(Extracts from a graphics dataset)
-- BEGIN --

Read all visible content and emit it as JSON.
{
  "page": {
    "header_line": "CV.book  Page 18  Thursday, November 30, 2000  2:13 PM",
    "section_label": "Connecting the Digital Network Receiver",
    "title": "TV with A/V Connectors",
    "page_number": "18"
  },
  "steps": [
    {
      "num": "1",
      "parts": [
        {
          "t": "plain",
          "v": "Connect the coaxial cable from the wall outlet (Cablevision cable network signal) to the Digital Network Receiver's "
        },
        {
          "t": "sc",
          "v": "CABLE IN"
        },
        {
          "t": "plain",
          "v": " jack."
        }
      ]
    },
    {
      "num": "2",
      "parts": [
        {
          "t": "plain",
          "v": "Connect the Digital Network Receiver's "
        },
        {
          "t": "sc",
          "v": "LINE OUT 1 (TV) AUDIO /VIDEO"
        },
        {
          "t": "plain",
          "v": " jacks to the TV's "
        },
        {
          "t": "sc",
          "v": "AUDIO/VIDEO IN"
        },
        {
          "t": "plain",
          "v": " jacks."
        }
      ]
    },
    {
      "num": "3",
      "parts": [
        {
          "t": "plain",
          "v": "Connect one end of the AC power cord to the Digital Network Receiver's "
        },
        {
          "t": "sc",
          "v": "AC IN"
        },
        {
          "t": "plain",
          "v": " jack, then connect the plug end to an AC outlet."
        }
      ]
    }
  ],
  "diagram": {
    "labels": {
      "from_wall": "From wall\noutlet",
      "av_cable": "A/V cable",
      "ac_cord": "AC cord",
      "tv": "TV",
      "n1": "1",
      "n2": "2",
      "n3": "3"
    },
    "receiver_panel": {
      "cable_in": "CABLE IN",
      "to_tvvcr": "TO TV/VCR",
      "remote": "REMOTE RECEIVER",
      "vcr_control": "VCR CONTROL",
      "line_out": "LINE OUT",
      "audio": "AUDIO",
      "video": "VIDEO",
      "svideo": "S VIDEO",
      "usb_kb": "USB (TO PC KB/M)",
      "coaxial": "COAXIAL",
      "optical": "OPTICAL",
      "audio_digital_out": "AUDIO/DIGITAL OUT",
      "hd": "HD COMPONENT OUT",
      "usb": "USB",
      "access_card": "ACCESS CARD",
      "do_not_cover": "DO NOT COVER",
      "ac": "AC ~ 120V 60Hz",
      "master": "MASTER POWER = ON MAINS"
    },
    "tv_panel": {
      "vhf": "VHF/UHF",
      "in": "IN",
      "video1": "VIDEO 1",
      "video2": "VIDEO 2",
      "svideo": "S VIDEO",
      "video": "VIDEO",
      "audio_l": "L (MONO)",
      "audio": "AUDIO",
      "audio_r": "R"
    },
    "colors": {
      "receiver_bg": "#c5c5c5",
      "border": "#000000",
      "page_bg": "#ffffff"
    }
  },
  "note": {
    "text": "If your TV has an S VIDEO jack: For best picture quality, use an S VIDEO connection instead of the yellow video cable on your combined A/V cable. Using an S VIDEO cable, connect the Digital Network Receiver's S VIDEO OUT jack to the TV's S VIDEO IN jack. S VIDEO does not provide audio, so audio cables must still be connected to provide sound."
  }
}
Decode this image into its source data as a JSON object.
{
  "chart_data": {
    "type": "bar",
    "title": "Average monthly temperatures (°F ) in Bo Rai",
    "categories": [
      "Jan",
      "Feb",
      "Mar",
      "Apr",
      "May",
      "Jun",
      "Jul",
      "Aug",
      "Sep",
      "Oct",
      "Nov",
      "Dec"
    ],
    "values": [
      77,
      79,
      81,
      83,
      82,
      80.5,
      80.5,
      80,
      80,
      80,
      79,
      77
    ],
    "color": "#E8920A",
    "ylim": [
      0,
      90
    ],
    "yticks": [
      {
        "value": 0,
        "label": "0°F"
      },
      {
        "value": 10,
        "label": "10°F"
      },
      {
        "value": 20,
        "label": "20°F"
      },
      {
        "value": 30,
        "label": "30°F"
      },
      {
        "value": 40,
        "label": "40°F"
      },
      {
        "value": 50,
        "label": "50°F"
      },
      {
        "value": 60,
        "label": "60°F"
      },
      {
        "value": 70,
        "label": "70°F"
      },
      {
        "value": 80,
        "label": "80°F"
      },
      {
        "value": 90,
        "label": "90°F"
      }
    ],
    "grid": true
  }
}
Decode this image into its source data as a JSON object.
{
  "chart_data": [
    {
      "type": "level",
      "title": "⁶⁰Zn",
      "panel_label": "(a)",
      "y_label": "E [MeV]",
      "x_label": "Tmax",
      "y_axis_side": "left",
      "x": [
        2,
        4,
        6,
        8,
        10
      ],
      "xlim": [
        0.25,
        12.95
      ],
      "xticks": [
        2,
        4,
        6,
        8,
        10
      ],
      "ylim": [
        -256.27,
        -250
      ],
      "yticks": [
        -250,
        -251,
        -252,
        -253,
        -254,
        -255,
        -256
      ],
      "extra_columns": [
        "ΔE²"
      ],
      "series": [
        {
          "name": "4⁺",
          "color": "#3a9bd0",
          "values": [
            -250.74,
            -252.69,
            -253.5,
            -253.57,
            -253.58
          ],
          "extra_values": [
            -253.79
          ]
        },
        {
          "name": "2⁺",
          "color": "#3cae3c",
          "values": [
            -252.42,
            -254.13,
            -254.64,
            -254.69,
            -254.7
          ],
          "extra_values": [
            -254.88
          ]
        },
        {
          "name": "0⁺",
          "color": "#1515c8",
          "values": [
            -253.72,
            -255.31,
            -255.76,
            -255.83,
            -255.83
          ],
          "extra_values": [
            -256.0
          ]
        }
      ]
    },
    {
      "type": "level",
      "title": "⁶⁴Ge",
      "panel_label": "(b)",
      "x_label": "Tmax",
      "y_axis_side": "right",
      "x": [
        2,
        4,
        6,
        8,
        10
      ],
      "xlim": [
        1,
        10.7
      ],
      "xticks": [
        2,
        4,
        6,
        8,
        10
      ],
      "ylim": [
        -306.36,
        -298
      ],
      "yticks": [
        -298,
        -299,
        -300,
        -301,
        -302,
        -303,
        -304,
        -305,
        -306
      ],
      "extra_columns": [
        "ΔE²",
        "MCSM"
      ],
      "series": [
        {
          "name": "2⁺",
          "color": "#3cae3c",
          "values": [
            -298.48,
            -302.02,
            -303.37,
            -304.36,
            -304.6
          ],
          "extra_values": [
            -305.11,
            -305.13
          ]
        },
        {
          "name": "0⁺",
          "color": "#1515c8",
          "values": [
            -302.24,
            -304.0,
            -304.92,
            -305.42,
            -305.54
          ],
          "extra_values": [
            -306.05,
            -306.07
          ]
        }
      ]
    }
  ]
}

-- END --
-- BEGIN --

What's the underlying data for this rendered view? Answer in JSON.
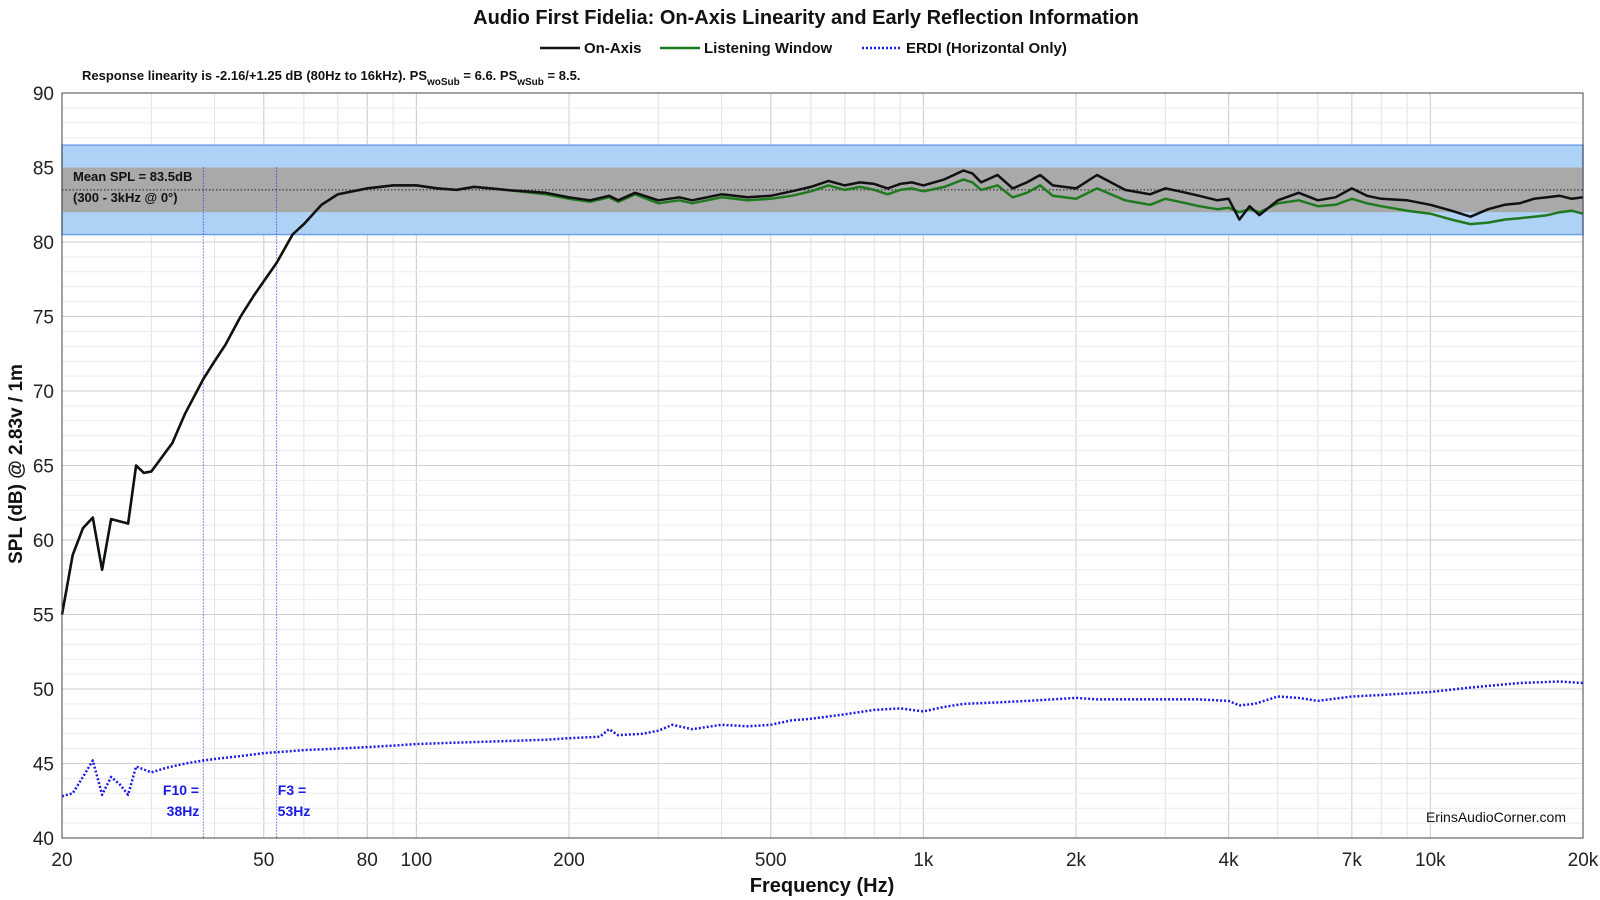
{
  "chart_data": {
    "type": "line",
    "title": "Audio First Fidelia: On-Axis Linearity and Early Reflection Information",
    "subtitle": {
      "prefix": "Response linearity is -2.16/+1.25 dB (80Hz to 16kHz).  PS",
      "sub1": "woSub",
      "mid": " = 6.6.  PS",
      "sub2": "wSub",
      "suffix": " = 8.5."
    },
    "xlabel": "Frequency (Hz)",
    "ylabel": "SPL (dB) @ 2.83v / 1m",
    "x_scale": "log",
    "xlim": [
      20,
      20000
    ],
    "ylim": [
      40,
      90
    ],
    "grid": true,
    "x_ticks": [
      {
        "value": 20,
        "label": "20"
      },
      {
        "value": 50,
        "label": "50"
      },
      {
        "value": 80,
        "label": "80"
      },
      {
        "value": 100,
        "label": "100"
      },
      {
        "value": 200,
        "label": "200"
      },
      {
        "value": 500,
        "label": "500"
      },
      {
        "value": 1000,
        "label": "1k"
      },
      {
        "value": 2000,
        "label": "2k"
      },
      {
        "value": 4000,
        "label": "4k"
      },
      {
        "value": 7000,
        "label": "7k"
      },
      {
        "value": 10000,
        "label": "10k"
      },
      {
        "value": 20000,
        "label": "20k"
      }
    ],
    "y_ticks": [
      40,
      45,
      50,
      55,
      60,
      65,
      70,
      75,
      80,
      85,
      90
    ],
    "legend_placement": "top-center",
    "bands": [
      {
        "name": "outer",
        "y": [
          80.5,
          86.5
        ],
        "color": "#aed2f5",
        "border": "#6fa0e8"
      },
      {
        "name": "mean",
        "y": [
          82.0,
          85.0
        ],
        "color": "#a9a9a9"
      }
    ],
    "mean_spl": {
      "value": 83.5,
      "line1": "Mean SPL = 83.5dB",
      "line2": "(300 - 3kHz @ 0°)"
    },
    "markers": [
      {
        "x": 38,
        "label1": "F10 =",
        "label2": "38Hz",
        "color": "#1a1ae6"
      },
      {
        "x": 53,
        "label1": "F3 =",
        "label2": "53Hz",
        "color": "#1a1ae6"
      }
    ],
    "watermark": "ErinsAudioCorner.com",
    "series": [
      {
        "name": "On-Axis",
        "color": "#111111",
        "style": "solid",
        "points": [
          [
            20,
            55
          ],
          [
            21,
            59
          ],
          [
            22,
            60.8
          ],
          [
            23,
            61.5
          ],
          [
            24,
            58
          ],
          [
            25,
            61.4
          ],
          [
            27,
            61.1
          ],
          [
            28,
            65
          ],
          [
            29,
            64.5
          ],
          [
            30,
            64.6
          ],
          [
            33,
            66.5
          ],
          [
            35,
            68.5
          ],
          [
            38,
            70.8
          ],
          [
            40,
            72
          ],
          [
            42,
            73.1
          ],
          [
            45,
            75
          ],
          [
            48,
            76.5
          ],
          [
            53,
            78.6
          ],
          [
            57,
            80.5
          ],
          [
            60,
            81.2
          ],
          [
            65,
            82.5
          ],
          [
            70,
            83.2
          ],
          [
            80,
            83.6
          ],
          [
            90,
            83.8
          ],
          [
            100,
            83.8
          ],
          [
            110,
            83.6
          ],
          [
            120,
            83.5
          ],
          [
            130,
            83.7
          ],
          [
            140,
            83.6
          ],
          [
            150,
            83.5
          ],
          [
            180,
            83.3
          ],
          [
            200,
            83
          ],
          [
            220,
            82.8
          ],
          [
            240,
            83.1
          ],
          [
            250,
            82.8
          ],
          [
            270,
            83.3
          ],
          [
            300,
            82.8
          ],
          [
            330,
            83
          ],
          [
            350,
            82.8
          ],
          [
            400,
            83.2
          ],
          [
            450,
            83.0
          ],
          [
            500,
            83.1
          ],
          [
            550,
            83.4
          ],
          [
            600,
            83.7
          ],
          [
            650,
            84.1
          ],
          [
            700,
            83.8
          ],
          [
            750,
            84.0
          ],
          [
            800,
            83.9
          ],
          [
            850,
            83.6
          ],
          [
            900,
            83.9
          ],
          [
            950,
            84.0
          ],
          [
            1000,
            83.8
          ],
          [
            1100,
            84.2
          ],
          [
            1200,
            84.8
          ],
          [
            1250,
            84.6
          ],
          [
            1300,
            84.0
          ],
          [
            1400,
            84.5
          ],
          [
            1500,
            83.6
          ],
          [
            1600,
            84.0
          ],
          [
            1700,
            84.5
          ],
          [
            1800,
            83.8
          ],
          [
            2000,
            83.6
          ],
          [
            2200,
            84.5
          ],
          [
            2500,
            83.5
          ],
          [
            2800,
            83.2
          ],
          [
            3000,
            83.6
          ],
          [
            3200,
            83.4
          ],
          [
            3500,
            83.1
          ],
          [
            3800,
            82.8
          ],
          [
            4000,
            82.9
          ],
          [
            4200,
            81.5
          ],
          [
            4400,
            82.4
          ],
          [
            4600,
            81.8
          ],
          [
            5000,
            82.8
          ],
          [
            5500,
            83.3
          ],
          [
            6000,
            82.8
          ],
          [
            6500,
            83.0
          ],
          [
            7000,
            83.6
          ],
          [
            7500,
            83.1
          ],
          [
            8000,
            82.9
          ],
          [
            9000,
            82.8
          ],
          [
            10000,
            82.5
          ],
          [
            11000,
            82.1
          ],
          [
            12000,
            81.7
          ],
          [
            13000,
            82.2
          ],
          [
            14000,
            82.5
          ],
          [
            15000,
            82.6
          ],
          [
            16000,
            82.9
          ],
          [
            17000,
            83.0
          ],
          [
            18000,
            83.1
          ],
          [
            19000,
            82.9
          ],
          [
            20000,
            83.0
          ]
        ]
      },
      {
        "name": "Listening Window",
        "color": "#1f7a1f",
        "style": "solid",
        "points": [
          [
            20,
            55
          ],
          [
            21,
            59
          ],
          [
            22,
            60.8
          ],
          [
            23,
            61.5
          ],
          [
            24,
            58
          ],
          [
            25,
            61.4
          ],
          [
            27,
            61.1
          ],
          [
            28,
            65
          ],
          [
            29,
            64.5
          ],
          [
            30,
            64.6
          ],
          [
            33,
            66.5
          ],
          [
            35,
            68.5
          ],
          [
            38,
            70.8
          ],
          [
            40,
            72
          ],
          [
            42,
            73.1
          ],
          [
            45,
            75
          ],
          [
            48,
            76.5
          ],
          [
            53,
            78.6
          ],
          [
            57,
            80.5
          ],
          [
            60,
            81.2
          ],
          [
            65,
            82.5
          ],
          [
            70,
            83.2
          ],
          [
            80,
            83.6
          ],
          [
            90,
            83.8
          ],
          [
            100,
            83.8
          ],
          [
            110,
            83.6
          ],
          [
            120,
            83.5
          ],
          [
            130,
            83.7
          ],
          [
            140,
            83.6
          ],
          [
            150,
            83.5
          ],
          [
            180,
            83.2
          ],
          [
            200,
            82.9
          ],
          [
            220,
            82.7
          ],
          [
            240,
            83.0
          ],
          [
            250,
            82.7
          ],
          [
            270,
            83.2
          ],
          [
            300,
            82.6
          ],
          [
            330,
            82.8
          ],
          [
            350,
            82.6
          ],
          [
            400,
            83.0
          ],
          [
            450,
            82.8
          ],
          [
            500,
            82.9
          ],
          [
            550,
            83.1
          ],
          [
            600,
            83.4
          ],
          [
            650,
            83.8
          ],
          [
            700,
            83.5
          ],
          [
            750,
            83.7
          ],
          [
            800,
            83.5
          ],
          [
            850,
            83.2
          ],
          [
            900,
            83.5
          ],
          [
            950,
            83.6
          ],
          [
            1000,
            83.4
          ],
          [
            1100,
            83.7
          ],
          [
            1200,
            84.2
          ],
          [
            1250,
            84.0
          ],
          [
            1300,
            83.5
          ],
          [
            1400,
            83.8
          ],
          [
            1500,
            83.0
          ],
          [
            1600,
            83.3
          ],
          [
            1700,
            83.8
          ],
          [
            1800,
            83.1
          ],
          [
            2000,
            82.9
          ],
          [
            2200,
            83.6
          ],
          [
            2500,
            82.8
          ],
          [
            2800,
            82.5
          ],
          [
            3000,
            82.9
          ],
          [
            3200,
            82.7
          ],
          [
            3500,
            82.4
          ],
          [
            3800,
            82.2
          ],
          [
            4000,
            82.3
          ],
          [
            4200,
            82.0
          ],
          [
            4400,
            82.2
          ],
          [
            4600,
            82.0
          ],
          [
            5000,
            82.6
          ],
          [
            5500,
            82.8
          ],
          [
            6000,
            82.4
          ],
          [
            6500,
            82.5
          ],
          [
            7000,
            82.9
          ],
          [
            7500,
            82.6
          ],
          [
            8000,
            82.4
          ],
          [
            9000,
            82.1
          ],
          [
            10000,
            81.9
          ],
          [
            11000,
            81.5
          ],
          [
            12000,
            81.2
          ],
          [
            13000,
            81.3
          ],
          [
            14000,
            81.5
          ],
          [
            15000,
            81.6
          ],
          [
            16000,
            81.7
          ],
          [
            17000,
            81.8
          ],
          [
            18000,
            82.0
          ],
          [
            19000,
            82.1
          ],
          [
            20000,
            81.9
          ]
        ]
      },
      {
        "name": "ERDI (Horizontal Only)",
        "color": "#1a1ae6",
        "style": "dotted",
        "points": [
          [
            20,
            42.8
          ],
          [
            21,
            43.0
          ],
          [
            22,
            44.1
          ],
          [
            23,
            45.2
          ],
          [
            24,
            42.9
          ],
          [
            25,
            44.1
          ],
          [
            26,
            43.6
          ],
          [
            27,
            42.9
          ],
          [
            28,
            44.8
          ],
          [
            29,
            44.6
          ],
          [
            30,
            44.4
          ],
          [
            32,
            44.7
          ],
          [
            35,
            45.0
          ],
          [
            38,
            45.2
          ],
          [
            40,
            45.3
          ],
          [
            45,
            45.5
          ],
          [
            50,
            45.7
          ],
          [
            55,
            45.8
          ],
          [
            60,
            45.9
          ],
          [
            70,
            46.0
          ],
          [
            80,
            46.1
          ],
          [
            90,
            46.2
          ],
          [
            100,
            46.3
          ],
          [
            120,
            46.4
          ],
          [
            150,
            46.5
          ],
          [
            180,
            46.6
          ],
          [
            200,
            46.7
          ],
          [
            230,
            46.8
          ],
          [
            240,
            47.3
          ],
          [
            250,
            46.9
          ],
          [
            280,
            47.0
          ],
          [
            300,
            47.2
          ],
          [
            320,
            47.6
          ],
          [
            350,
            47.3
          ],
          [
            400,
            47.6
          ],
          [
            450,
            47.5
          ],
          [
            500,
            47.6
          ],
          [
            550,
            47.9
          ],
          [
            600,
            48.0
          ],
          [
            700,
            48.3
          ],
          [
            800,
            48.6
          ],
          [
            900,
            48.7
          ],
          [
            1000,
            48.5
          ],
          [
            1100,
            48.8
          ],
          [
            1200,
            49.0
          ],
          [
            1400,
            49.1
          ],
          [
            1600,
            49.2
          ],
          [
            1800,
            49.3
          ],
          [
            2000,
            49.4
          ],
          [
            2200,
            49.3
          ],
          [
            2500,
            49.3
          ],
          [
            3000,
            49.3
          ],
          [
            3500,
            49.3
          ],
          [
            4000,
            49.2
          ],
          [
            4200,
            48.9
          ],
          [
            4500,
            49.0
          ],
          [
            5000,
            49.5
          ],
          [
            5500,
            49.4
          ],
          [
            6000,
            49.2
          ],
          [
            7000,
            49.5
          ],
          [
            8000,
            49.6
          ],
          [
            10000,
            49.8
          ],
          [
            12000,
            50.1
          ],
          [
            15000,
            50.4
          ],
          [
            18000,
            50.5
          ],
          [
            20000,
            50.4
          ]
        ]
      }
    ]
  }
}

-- END --

TO DO: Pull out all lines containing "name".

PROBLEM SOLUTION:
          "name": "4⁺",
          "name": "2⁺",
          "name": "0⁺",
          "name": "2⁺",
          "name": "0⁺",
        "name": "outer",
        "name": "mean",
        "name": "On-Axis",
        "name": "Listening Window",
        "name": "ERDI (Horizontal Only)",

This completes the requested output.